REQUEST -
Return each line containing the string "screenshot".

STORED RECORDS -
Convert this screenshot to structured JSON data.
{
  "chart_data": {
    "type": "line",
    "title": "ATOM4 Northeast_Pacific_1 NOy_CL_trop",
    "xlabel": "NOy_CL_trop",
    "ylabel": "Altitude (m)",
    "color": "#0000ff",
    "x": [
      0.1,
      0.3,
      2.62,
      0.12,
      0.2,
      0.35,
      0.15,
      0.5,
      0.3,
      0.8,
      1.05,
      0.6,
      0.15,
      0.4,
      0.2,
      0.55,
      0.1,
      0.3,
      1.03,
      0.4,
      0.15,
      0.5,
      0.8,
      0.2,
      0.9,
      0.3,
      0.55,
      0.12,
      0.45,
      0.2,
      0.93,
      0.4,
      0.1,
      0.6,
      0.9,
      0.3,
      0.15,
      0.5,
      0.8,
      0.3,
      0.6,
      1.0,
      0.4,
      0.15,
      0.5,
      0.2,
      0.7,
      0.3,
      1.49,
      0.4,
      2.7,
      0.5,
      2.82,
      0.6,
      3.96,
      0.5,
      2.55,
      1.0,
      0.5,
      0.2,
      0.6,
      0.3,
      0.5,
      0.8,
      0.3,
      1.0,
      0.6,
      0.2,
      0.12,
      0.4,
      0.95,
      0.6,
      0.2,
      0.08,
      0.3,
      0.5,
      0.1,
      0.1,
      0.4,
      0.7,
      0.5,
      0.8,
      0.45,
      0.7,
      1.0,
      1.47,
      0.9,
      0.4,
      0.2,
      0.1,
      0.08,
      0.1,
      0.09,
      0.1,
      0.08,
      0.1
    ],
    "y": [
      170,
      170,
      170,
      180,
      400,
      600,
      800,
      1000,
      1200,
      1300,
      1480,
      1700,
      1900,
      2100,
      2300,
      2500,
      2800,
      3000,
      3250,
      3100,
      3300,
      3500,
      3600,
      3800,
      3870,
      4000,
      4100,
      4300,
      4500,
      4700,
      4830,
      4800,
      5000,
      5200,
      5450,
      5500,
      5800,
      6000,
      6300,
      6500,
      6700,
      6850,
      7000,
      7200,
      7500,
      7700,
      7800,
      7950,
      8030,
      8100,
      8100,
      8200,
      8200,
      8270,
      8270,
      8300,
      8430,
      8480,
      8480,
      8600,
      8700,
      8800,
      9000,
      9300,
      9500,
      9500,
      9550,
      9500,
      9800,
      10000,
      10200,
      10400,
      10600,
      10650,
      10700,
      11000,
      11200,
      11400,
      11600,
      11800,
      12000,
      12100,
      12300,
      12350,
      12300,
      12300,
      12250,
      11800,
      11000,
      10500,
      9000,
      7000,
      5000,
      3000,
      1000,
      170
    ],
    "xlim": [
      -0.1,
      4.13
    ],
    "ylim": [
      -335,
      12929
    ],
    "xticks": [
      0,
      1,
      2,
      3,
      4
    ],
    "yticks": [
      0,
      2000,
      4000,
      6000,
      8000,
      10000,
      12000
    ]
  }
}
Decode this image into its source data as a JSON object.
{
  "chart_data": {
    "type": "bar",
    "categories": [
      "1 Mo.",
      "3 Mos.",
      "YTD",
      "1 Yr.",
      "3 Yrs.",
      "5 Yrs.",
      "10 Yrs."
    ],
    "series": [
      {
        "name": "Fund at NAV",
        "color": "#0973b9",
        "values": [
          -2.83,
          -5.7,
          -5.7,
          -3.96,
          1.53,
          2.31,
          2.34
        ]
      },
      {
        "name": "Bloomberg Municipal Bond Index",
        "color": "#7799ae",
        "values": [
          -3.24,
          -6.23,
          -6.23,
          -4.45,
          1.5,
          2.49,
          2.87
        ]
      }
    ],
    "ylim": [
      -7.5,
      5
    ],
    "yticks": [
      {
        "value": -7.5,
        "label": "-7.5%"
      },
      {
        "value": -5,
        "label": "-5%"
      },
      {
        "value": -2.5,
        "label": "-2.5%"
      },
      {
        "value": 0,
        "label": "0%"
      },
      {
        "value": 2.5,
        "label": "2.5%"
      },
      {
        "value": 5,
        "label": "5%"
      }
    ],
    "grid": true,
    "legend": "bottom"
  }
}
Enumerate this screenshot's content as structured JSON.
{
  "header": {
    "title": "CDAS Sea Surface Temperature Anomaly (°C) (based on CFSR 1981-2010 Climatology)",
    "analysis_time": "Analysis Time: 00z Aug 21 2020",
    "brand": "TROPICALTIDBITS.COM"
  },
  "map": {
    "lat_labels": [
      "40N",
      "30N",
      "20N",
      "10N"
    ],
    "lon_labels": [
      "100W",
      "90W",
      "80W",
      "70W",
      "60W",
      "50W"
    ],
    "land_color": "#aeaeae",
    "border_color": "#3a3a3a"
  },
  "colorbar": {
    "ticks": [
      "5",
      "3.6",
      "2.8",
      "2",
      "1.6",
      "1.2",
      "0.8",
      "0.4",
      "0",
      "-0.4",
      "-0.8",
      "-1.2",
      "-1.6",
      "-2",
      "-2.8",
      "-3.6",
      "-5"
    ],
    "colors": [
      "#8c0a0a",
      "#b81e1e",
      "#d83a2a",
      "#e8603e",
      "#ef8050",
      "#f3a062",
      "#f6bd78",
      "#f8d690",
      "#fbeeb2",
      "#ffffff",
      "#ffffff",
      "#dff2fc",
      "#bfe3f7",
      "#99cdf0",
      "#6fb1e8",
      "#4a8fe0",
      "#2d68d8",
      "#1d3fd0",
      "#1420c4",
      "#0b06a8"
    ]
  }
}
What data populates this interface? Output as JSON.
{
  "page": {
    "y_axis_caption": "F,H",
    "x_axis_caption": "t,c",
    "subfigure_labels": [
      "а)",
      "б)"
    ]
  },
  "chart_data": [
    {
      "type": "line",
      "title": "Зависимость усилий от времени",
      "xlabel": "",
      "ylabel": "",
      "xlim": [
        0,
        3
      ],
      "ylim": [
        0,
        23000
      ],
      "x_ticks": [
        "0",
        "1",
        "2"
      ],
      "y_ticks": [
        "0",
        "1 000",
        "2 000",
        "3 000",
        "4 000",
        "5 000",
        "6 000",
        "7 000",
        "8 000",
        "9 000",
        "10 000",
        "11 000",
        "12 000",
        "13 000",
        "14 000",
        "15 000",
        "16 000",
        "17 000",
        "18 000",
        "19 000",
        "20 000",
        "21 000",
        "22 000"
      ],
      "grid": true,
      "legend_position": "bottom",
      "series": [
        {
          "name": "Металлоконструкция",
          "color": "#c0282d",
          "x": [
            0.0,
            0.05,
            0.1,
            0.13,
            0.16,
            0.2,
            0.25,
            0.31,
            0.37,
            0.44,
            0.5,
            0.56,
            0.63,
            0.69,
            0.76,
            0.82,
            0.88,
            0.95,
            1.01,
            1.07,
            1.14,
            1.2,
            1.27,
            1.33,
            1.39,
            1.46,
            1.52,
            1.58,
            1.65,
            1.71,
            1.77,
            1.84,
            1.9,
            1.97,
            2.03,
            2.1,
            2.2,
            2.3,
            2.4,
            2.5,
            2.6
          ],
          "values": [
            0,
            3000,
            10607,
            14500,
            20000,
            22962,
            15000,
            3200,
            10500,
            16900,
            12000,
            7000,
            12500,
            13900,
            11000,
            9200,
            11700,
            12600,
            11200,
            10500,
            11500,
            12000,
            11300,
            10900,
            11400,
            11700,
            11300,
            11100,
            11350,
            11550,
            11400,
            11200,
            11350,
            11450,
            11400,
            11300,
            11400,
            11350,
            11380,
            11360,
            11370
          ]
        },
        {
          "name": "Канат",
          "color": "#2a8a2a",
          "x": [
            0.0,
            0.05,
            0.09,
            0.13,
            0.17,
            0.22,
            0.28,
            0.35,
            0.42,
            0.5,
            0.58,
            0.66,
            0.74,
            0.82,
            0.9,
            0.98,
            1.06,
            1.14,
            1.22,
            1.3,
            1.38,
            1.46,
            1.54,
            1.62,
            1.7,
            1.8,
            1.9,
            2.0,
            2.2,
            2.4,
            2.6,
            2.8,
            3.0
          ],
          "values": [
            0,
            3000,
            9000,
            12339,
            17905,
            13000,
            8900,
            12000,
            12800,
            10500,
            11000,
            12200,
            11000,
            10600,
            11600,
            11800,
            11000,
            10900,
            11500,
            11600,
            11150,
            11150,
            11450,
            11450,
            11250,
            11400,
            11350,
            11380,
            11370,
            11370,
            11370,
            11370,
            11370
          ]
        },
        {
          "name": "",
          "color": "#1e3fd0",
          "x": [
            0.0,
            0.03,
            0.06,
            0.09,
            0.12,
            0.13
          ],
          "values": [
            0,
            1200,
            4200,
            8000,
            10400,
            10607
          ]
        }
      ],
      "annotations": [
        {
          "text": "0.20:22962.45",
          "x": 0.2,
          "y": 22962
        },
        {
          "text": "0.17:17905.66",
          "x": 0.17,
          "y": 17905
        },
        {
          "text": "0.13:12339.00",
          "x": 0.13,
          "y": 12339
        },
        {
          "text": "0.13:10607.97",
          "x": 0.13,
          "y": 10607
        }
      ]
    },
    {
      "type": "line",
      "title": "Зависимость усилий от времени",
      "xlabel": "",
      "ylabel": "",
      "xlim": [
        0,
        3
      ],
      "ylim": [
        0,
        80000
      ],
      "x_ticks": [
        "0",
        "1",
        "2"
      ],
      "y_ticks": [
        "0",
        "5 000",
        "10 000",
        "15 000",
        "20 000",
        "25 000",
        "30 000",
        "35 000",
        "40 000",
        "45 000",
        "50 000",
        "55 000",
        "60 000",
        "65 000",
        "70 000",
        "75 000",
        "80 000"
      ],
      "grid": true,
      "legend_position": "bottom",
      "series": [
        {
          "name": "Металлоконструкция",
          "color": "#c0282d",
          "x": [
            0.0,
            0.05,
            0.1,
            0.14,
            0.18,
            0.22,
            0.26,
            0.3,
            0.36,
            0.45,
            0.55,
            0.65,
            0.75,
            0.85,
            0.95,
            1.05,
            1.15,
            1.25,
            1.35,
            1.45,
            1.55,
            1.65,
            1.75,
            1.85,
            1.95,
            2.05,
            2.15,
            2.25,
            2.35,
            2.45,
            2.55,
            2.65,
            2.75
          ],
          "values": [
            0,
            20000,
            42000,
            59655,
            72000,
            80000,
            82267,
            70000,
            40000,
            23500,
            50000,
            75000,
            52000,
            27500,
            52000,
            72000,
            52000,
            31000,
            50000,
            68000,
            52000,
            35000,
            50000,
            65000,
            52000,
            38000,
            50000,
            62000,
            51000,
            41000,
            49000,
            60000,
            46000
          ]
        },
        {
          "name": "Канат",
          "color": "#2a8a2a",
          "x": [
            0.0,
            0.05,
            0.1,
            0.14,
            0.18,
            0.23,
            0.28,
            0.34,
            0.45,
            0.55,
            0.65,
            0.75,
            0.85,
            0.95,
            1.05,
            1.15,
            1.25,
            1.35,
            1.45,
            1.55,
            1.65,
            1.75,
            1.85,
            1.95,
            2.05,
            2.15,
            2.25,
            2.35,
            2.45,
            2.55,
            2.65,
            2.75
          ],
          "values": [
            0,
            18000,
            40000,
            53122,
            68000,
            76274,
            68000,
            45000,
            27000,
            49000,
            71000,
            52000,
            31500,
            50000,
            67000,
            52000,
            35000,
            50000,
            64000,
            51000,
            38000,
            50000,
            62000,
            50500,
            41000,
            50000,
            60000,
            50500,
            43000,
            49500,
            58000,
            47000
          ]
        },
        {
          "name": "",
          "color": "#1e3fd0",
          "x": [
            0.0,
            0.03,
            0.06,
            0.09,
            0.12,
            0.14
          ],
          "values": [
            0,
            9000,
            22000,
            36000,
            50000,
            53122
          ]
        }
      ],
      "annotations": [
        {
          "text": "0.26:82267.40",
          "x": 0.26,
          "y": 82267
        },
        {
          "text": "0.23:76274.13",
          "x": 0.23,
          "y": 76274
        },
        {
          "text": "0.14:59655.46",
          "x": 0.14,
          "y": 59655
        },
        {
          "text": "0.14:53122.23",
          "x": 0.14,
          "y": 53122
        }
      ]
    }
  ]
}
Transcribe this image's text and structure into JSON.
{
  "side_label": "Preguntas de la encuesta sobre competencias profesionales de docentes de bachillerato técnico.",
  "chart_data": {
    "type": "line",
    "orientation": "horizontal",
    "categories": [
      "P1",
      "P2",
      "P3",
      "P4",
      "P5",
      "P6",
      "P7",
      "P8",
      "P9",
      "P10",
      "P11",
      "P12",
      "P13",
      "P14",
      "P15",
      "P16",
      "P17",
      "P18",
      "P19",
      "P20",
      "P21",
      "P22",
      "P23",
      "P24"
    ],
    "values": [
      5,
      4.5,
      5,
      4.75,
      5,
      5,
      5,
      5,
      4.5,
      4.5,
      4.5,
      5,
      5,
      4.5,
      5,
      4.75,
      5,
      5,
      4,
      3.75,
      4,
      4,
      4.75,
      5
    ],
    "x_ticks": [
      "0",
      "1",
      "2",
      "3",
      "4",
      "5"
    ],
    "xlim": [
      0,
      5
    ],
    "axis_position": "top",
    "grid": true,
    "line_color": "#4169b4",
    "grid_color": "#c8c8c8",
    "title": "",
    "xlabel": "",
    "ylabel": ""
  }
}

SOLUTION TO THIS EXERCISE -
Convert this screenshot to structured JSON data.
Enumerate this screenshot's content as structured JSON.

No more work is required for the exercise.